- _REQUEST_
Search the records for the word "Region" and report each line that has it.

[Figure data in JSON]
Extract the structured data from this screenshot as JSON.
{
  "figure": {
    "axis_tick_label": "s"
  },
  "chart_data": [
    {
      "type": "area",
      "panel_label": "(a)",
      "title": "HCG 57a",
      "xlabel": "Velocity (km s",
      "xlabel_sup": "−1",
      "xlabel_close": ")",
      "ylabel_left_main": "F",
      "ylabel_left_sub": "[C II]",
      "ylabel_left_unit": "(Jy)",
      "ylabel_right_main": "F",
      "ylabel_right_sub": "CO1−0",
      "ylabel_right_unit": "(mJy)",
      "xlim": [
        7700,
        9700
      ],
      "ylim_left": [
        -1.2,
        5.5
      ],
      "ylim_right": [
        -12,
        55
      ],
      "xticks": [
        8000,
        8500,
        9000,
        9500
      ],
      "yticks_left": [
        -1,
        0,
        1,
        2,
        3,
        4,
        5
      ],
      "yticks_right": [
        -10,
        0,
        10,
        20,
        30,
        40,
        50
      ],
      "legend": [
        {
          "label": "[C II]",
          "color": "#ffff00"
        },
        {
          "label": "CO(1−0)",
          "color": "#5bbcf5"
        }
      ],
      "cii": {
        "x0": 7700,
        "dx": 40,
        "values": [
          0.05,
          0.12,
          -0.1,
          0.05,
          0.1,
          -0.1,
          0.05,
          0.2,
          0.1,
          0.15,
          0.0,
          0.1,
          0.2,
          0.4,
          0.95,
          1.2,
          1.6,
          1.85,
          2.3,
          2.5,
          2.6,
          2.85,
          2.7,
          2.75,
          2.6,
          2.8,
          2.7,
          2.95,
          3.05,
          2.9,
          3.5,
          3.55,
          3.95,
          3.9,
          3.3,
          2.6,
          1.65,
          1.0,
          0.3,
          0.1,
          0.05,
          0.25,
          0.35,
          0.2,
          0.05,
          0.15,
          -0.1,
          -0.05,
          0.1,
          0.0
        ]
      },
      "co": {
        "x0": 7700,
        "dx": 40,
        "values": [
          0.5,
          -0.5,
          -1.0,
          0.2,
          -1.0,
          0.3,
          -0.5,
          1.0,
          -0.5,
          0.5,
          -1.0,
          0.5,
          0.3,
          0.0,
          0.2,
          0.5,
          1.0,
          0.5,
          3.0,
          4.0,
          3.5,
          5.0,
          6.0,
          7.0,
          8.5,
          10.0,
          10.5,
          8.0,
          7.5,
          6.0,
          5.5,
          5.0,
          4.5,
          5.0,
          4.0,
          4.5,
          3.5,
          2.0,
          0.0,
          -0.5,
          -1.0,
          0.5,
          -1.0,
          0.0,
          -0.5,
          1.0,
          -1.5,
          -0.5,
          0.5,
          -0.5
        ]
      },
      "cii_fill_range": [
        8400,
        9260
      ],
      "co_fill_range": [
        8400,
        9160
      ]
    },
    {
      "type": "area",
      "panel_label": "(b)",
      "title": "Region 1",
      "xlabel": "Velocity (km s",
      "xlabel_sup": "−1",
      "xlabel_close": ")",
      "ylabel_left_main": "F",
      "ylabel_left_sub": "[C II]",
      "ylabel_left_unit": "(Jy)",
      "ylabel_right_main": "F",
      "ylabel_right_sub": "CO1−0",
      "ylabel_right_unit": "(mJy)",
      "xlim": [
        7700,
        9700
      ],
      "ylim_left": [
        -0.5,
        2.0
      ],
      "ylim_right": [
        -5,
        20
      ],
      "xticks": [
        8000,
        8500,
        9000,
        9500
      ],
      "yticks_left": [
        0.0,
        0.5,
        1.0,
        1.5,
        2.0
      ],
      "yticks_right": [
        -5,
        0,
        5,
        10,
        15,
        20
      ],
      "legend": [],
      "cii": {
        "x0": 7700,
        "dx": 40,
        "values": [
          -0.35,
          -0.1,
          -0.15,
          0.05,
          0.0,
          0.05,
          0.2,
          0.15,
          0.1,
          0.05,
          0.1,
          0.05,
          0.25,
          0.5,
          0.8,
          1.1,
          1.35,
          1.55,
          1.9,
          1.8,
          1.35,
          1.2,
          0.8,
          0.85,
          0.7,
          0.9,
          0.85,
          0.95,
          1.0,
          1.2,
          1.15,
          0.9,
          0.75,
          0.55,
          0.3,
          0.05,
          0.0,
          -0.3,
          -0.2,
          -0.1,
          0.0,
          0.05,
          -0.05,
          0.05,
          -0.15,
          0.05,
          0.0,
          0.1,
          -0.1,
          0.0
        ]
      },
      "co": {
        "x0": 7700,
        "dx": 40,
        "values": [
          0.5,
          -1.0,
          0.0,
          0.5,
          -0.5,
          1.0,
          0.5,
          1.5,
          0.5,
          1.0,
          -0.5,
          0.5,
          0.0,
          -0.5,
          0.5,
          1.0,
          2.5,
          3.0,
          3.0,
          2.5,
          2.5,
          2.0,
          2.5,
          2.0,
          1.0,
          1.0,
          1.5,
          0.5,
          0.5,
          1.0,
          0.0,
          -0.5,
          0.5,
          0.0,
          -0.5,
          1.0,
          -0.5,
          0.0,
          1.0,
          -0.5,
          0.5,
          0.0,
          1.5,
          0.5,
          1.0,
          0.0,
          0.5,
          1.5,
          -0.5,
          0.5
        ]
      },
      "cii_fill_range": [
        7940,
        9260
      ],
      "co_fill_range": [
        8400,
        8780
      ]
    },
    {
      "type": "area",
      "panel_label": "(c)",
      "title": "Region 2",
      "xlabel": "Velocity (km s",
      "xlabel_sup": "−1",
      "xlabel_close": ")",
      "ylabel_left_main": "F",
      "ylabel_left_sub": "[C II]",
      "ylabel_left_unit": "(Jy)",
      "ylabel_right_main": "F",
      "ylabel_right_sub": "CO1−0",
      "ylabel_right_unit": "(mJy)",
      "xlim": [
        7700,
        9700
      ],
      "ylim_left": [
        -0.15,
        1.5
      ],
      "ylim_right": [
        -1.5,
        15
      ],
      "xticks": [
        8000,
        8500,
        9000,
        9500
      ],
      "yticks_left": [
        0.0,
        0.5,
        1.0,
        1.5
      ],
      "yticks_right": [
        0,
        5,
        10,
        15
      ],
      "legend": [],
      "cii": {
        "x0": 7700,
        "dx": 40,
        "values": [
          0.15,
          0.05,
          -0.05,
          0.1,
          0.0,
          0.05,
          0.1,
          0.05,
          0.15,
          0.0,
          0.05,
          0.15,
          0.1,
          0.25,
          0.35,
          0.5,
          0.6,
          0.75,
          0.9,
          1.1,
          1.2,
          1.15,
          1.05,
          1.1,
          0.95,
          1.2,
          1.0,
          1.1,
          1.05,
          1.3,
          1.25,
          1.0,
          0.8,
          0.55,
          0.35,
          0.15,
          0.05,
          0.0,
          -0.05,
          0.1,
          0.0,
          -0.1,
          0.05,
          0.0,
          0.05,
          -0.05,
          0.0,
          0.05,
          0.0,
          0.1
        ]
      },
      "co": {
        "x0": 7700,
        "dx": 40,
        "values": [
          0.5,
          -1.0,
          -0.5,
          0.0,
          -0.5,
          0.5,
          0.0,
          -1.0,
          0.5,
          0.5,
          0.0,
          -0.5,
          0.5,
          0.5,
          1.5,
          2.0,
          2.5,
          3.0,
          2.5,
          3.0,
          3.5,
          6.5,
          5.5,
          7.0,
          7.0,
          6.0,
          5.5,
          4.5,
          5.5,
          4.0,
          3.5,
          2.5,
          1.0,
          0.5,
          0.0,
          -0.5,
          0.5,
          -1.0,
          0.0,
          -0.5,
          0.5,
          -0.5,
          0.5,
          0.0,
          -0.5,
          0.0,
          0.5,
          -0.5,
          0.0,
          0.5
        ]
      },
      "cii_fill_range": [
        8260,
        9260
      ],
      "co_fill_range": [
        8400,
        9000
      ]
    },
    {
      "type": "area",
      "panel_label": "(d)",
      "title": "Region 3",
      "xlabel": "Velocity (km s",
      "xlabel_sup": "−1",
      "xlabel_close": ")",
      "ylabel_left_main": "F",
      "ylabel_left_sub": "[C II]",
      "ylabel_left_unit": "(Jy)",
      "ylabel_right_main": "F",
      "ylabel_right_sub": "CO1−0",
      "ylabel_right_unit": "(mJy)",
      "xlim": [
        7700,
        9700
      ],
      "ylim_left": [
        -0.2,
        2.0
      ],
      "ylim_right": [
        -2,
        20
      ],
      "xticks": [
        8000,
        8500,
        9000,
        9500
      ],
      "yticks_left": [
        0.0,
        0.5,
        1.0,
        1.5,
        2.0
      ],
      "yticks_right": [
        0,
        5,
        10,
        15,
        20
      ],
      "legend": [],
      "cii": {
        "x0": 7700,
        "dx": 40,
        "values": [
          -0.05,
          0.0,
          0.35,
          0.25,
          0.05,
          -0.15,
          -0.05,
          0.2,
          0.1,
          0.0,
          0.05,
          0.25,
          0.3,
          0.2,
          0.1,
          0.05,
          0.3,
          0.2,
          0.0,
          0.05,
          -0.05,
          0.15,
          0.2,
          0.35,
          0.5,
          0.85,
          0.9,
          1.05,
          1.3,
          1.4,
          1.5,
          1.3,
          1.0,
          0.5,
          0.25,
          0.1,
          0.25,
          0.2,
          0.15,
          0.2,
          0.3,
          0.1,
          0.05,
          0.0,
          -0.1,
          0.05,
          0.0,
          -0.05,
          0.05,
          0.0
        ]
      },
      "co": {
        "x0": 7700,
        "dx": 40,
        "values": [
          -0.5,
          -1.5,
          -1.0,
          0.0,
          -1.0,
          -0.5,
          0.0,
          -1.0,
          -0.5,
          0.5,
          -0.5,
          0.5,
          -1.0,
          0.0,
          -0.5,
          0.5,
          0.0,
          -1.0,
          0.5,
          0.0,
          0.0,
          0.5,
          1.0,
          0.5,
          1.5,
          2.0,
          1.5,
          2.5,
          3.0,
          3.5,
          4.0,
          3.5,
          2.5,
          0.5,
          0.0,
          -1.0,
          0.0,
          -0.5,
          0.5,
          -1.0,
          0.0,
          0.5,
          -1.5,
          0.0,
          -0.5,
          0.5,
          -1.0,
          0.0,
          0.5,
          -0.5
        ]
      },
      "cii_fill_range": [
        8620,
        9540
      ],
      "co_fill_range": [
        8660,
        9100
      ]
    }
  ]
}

- _RIGHT ANSWER_
      "title": "Region 1",
      "title": "Region 2",
      "title": "Region 3",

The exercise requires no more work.